-- START OF Material for the task --

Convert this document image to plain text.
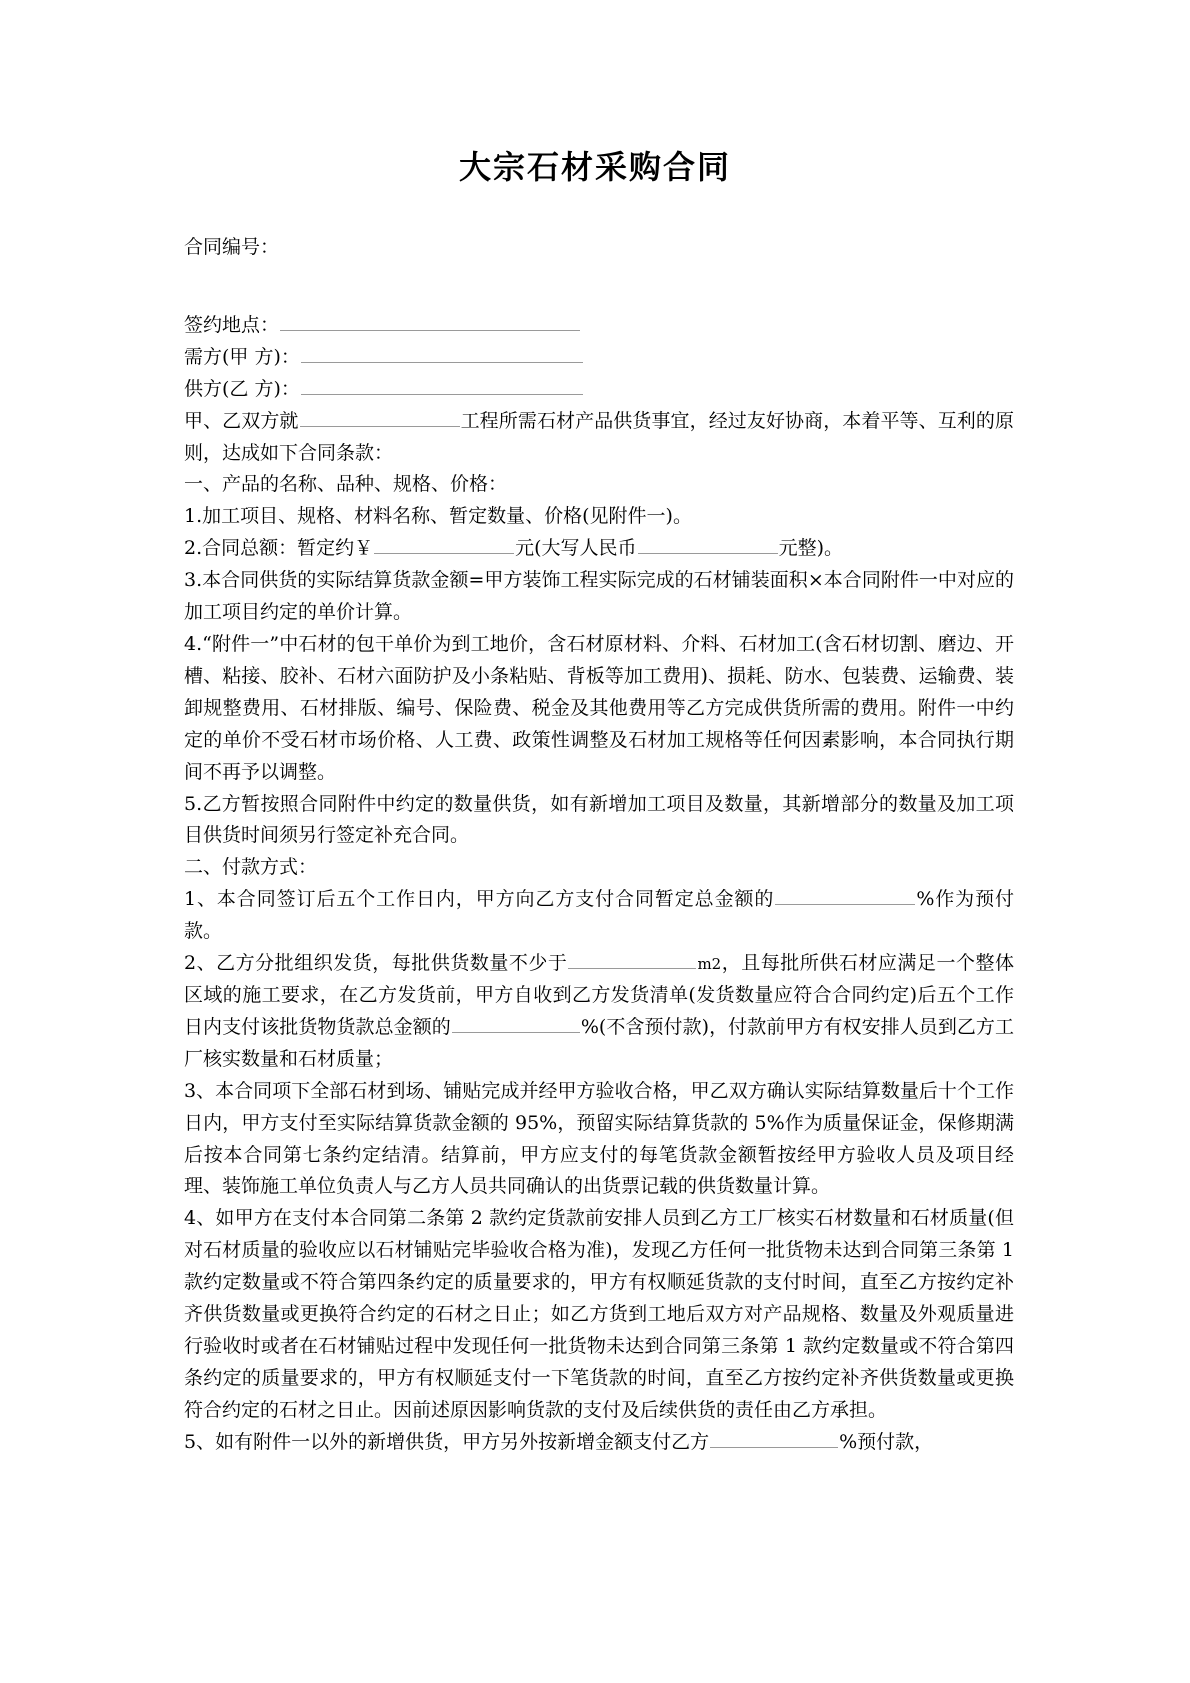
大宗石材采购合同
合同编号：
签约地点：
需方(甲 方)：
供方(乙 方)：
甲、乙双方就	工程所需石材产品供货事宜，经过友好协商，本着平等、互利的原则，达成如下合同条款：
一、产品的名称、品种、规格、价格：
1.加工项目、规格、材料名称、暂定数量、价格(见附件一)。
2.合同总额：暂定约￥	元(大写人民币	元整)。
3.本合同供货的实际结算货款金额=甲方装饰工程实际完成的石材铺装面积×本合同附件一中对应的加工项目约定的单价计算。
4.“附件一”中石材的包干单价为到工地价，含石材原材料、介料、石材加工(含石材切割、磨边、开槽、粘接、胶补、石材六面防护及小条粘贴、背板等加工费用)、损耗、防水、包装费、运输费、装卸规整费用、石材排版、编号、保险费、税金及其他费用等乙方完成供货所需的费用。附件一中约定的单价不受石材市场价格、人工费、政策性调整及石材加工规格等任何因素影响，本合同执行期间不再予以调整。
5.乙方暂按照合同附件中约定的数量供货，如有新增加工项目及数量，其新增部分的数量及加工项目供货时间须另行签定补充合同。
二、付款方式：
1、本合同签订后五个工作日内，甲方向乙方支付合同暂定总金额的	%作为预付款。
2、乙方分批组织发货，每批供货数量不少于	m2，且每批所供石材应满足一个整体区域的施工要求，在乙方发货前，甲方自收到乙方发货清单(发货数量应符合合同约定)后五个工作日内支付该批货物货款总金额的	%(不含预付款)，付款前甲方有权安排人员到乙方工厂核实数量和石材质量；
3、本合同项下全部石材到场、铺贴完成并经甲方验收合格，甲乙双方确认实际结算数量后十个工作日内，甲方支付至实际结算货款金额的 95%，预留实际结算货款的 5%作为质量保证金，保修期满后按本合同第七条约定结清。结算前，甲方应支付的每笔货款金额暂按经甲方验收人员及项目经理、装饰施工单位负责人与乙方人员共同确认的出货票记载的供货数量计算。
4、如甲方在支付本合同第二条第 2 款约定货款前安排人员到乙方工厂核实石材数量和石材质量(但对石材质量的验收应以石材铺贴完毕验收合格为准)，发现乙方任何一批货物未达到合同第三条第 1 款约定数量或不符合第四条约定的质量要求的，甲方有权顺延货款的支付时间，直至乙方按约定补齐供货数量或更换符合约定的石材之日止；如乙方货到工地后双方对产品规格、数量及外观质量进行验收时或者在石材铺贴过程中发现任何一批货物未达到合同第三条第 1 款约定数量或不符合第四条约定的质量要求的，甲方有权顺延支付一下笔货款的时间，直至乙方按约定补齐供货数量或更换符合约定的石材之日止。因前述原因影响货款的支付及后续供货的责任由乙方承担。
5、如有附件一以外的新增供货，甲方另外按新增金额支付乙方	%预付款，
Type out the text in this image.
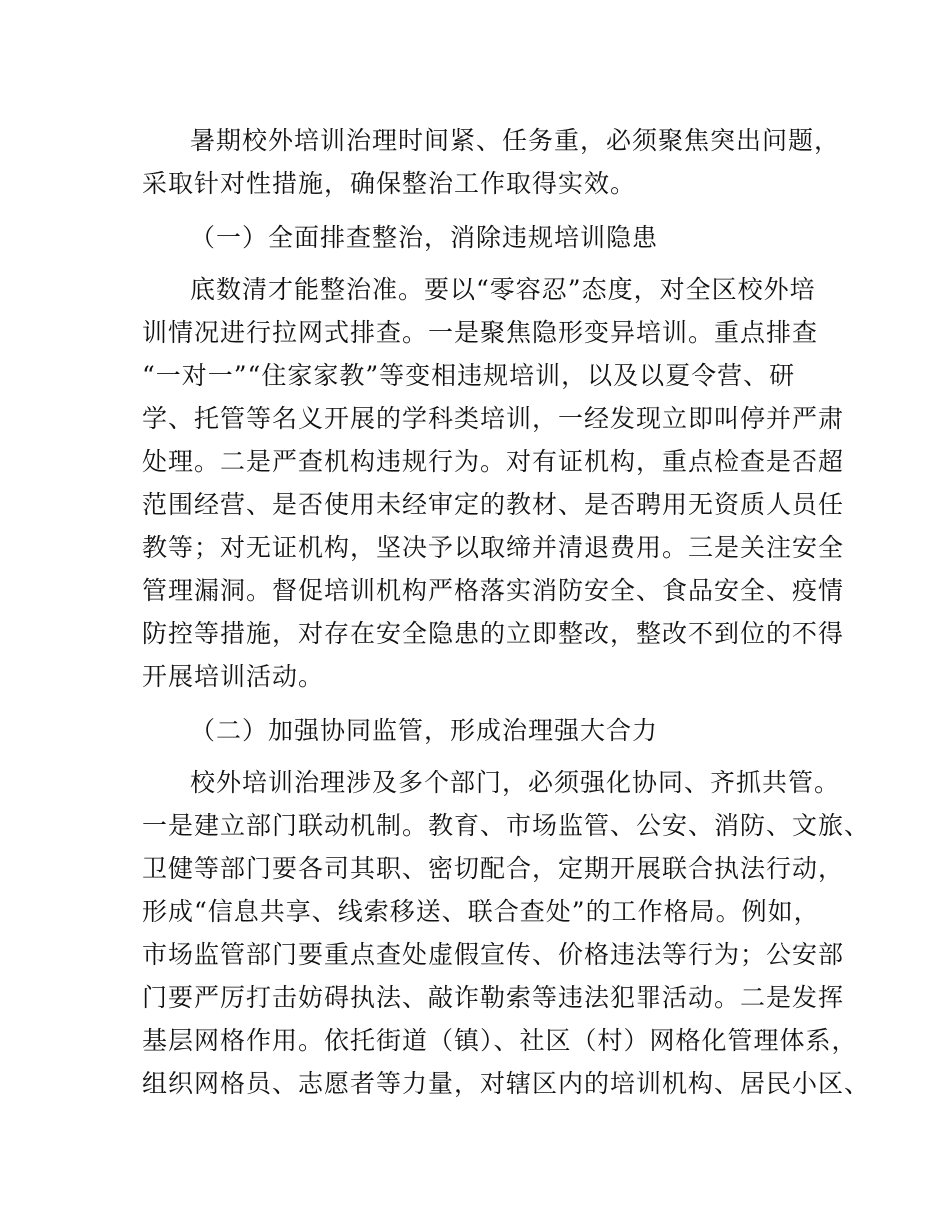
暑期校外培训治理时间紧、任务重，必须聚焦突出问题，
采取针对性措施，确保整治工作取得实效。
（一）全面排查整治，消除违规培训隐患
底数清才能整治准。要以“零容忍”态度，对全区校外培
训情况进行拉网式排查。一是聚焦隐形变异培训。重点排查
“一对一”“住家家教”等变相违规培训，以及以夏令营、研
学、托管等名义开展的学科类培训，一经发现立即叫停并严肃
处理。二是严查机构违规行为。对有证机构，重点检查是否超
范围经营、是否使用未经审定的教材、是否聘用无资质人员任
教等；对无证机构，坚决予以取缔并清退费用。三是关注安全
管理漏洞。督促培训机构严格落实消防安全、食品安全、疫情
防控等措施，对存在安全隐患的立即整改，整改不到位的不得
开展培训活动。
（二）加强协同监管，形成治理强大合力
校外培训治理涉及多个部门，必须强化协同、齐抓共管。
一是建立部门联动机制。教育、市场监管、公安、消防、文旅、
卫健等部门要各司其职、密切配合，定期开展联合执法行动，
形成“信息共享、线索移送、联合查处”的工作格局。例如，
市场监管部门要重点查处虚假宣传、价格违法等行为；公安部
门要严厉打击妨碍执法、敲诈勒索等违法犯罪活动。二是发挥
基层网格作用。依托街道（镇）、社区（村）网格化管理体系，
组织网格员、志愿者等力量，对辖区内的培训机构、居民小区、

-- END OF Material for the task --
-- START OF Material for the task --

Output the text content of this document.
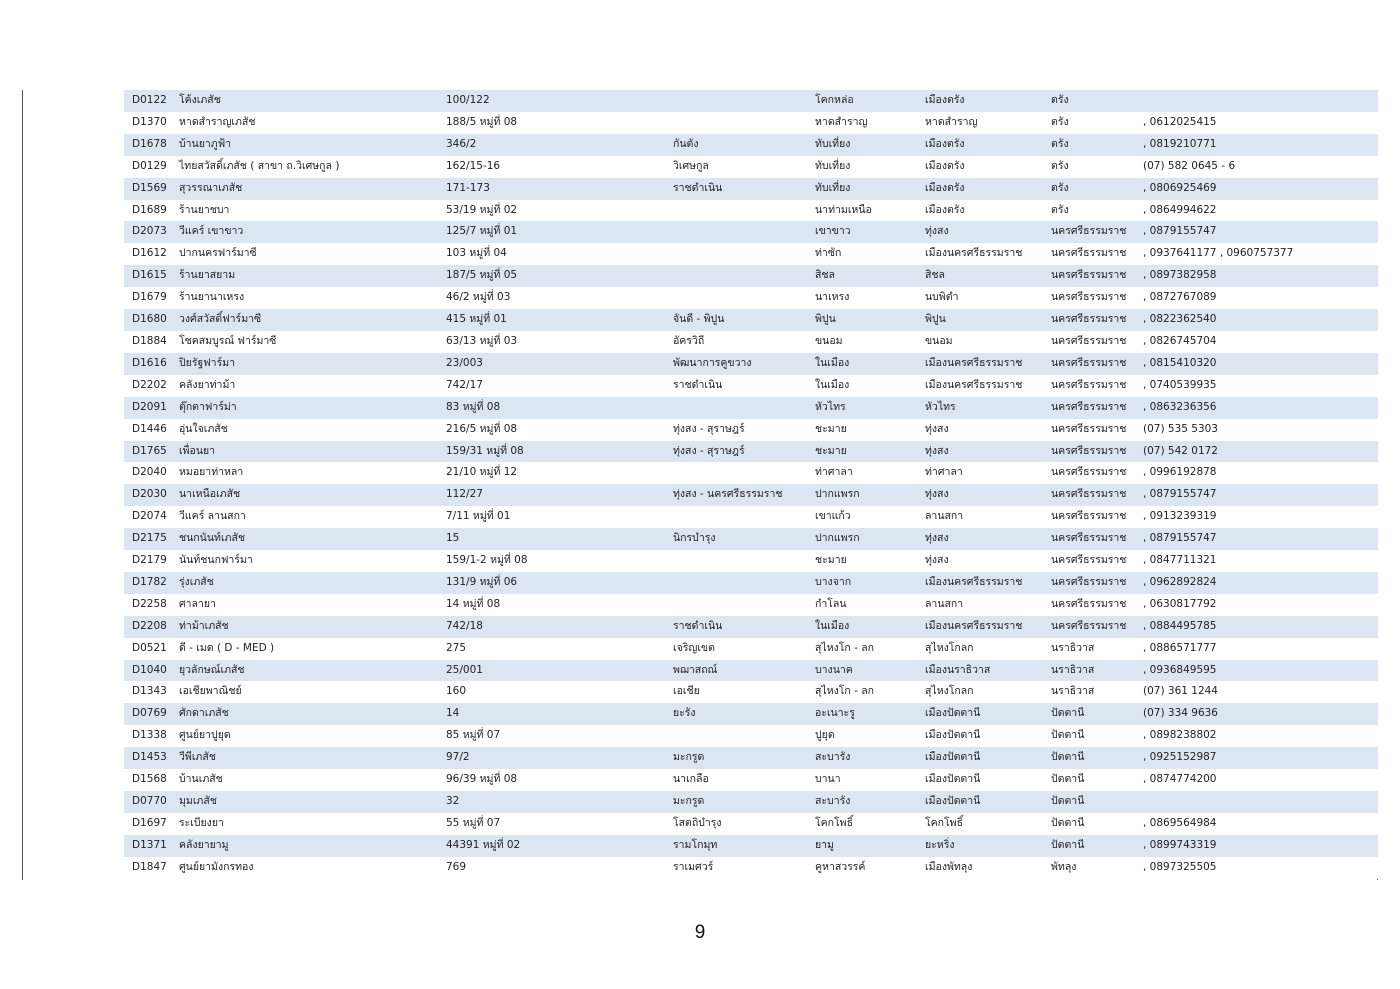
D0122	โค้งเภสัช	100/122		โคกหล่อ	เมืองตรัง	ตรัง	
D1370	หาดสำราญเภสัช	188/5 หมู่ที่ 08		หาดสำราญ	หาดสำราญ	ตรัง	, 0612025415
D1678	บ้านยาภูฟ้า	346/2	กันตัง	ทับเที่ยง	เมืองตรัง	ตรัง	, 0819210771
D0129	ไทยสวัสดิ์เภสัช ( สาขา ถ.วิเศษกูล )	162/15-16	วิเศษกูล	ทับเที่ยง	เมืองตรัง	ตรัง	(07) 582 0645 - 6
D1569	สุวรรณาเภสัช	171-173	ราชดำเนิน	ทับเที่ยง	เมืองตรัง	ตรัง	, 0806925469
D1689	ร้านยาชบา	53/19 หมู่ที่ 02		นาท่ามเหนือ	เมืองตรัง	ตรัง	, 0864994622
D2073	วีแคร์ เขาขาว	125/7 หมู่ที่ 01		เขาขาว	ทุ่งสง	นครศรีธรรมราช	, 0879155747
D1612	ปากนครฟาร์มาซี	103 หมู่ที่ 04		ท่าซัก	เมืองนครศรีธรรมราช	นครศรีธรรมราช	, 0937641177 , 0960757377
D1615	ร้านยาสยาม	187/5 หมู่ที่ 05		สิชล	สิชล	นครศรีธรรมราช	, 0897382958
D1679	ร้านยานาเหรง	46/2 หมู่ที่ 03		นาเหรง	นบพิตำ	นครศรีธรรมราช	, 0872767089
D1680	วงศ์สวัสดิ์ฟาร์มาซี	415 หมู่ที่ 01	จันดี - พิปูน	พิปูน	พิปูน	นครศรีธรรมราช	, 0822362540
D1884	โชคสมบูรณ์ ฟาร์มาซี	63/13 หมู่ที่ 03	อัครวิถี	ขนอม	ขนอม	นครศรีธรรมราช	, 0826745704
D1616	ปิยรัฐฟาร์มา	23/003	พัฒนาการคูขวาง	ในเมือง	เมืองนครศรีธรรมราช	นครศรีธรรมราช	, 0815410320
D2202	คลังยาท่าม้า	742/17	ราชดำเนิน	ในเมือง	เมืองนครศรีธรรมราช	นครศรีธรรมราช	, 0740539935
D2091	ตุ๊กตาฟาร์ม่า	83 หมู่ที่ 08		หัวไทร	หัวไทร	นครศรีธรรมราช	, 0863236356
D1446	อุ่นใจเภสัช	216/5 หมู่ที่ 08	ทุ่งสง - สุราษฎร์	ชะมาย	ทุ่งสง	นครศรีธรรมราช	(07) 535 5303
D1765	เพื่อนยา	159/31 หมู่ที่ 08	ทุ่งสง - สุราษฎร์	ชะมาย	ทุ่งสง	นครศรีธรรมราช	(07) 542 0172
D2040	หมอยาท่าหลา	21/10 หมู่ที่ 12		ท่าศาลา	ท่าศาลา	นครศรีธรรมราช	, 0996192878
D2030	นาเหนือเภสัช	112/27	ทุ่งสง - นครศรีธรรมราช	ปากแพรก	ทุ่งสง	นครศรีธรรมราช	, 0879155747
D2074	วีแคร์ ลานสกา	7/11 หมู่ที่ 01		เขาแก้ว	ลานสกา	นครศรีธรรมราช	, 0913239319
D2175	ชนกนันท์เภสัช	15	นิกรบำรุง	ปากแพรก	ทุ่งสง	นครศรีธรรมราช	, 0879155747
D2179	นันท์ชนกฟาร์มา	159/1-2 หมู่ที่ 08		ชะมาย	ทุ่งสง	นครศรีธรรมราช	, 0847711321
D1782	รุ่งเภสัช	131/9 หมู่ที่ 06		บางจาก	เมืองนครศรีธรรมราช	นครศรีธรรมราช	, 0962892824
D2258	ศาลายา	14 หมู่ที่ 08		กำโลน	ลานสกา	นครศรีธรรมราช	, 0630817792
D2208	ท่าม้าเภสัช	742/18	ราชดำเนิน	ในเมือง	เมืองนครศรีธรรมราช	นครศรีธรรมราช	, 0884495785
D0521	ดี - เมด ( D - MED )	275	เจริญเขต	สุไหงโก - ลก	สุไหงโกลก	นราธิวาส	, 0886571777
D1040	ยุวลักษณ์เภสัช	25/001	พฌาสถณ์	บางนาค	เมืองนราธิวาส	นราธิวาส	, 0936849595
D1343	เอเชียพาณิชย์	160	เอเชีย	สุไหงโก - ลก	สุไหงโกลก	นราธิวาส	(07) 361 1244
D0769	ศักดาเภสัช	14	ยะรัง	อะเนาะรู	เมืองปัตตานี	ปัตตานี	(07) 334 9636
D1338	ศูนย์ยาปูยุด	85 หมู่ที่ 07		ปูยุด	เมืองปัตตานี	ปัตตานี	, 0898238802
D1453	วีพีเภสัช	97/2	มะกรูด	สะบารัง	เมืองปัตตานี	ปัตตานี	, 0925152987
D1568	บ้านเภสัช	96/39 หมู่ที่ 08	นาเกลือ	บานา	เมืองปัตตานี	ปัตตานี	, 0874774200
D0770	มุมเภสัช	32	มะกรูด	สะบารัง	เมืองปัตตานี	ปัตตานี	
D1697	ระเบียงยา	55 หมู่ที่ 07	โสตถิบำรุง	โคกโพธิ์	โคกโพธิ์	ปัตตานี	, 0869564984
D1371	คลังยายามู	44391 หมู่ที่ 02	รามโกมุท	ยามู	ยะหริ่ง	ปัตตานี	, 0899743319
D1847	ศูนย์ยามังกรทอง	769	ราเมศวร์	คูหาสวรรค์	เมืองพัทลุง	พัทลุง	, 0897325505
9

-- END OF Material for the task --

Do this
Go through the material and select each line with the string "image" in it.

Written response
Convert this document image to plain text.
Type out the text in this image.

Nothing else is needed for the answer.